The records:

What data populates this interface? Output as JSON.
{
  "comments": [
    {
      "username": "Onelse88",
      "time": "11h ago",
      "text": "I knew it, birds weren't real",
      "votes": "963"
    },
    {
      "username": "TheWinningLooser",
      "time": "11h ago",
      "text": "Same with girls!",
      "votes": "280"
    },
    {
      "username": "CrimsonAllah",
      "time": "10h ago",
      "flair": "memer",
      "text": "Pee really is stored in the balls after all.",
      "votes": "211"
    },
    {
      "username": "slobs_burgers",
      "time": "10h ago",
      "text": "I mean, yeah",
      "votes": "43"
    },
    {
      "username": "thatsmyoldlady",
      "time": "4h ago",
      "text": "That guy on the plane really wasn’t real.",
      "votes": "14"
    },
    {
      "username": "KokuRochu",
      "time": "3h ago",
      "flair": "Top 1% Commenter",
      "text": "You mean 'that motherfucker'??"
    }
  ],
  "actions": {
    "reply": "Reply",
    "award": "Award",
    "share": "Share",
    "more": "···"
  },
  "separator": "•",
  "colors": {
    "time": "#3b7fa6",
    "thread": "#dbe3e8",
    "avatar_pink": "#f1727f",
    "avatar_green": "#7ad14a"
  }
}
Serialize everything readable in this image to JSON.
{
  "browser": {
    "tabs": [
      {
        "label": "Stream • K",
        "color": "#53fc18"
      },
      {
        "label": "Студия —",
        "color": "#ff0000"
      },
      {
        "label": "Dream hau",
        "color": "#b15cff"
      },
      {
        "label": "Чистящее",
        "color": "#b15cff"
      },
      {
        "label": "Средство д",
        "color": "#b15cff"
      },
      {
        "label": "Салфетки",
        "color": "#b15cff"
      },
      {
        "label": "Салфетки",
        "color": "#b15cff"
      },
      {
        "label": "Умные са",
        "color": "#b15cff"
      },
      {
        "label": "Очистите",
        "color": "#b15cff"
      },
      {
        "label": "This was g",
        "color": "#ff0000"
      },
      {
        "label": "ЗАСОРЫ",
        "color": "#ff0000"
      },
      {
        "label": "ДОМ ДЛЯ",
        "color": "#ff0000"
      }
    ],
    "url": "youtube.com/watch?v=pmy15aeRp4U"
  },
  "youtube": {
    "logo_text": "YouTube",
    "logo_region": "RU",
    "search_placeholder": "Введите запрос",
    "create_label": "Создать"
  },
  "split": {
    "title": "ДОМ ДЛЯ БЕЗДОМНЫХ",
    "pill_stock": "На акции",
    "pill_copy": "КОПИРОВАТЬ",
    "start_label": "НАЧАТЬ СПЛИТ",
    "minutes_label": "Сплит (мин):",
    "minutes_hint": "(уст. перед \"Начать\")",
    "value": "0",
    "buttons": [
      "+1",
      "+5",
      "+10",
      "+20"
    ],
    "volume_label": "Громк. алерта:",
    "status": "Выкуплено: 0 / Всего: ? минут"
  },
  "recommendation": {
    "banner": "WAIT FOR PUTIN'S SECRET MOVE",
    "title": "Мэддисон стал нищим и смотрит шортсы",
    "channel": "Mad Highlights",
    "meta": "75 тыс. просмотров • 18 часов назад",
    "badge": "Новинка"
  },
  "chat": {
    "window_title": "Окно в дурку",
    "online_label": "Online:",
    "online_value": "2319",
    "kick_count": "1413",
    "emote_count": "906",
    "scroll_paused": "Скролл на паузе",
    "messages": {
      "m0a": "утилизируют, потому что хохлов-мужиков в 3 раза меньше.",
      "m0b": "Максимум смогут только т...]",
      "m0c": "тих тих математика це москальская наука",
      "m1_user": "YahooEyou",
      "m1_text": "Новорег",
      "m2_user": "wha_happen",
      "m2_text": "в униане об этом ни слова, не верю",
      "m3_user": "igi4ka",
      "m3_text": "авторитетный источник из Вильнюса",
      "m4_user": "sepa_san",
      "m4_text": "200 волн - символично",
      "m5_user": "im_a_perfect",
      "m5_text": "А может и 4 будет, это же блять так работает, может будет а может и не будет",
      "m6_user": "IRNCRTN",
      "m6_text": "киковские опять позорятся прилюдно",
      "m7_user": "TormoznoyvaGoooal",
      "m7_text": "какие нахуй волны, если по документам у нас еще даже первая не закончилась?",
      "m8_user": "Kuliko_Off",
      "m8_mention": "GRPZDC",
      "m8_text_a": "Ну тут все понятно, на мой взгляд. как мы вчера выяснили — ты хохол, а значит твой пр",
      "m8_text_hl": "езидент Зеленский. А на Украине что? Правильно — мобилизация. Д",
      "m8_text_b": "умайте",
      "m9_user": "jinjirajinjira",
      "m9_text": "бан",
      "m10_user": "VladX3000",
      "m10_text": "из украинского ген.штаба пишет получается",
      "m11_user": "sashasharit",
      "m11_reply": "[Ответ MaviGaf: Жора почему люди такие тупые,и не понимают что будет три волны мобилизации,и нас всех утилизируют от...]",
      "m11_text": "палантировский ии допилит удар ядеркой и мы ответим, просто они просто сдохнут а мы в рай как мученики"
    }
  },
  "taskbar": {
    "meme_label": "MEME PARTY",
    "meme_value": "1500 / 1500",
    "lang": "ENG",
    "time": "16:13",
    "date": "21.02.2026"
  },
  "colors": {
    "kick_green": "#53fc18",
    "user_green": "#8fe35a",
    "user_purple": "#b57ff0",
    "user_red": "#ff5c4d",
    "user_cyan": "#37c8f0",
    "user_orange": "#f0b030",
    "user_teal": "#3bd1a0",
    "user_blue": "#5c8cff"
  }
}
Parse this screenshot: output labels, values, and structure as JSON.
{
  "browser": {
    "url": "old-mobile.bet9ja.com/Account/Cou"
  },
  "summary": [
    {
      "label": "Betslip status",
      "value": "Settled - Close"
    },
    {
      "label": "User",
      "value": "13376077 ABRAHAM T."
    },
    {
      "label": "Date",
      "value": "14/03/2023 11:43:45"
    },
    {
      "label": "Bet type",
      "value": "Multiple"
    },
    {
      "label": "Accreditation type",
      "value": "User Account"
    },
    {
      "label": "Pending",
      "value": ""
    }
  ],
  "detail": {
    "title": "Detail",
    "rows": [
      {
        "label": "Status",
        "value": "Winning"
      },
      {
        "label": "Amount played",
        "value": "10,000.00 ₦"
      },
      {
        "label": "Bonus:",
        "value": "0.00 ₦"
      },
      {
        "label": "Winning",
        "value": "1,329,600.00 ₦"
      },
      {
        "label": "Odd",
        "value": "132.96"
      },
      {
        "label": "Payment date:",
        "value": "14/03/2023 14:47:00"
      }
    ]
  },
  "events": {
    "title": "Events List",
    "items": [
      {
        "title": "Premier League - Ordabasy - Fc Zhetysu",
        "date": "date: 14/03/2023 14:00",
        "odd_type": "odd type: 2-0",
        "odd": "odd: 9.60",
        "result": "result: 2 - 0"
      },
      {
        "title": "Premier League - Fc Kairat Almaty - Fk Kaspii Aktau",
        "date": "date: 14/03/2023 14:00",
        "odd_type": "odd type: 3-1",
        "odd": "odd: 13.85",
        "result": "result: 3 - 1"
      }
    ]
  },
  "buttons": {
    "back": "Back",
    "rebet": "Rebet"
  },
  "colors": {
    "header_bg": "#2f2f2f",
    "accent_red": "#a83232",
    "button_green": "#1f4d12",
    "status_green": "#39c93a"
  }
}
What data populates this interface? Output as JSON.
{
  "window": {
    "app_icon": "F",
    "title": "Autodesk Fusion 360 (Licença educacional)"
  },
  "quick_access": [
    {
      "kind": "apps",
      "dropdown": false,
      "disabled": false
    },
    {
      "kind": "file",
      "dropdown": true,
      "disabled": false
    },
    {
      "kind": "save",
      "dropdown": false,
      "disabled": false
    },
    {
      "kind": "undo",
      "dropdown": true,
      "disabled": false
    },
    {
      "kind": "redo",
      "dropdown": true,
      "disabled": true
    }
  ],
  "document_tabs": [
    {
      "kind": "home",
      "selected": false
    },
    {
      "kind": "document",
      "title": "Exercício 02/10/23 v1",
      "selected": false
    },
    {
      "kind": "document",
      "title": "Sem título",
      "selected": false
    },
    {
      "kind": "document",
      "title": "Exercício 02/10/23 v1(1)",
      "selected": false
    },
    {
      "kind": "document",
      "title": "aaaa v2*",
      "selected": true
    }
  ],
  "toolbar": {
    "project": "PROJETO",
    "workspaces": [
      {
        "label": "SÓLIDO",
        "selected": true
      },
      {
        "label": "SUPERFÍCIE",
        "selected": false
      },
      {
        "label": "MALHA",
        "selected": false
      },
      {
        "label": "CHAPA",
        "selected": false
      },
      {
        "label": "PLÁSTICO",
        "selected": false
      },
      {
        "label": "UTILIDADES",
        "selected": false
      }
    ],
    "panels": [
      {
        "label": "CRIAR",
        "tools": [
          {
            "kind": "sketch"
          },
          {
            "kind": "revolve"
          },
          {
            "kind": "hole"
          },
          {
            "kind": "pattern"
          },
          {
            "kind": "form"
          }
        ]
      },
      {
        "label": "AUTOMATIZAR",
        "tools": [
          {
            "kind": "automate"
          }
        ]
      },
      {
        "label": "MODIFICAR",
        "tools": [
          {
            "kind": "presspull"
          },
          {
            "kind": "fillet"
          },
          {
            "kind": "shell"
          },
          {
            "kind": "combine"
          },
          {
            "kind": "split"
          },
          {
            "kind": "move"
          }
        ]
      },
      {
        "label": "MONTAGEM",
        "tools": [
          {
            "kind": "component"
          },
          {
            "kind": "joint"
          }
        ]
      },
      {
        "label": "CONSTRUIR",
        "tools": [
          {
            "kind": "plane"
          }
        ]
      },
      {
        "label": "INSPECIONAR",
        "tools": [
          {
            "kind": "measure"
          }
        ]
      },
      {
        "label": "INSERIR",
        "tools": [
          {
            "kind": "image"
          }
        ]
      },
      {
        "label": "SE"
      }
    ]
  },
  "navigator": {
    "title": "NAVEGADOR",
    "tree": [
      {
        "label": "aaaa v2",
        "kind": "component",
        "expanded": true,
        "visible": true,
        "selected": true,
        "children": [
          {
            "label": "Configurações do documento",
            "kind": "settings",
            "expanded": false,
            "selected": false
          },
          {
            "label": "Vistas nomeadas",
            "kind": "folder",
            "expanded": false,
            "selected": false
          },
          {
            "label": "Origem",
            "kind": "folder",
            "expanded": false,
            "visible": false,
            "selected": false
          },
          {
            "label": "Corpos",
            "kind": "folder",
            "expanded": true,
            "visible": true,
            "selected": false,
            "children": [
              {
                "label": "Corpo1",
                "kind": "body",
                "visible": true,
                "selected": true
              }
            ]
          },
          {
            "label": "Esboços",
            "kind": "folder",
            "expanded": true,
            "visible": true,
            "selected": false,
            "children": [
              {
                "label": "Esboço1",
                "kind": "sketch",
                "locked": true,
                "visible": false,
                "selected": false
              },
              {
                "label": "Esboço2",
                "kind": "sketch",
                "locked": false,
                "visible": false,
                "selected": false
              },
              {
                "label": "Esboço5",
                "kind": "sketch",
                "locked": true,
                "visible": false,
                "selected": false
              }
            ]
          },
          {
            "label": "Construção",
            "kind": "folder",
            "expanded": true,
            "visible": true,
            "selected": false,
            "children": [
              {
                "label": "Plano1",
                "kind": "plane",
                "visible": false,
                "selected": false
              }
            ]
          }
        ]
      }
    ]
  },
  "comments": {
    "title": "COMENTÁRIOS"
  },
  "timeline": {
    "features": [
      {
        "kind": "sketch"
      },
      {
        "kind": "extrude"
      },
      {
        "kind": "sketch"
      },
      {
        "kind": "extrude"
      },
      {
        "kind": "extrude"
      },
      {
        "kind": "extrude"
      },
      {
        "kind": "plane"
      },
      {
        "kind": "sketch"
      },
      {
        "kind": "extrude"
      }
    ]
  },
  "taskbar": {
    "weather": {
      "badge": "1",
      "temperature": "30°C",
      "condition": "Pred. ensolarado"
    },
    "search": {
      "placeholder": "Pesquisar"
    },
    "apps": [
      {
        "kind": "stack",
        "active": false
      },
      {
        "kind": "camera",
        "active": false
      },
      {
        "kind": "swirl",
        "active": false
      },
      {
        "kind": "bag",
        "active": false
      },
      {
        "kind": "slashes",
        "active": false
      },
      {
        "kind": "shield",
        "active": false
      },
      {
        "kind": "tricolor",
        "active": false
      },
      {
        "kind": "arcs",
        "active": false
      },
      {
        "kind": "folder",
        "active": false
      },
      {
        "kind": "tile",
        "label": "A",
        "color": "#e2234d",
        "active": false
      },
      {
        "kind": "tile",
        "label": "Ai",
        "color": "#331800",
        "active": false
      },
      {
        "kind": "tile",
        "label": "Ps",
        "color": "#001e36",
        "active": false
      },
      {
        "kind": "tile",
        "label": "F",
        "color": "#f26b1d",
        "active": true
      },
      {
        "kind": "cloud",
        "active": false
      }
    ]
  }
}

Exercise requirements:
Find the word "votes" in the entries, and copy every line it shows up in.

Task output:
      "votes": "963"
      "votes": "280"
      "votes": "211"
      "votes": "43"
      "votes": "14"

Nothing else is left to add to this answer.